## STATED EXERCISE
Work through the data line by line, gathering every line that has the word "this".

○ ○ ○ ○

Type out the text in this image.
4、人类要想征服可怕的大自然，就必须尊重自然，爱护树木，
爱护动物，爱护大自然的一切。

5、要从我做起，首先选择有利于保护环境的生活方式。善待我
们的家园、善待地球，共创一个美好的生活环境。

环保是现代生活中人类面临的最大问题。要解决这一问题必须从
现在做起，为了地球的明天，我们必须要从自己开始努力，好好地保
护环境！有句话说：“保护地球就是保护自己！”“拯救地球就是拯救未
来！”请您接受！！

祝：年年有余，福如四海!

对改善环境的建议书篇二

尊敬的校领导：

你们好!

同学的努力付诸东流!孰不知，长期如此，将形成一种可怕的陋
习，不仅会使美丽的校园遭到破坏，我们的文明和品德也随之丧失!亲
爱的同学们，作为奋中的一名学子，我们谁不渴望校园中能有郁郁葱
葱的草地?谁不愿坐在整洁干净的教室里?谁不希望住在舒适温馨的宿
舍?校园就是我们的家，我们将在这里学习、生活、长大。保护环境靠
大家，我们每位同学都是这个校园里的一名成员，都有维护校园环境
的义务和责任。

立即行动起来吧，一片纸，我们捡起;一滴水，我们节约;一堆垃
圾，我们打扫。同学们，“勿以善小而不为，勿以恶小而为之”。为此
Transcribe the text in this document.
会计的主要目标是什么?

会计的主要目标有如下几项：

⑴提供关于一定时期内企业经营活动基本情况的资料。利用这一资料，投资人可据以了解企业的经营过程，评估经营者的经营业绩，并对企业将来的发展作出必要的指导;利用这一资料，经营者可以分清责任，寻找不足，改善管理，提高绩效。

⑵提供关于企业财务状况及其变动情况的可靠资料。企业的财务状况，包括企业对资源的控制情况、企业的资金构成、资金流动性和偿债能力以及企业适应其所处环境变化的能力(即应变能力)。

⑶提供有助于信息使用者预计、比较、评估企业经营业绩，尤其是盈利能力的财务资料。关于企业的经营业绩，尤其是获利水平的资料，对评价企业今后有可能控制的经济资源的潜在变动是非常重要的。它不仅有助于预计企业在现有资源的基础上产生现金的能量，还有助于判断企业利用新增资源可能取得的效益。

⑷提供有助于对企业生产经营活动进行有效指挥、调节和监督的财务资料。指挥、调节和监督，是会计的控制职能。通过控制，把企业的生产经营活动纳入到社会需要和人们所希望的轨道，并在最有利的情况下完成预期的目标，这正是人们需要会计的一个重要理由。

○ ○ ○ ○

## RIGHT ANSWER
Type out the text in this image.
Transcribe the text in this document.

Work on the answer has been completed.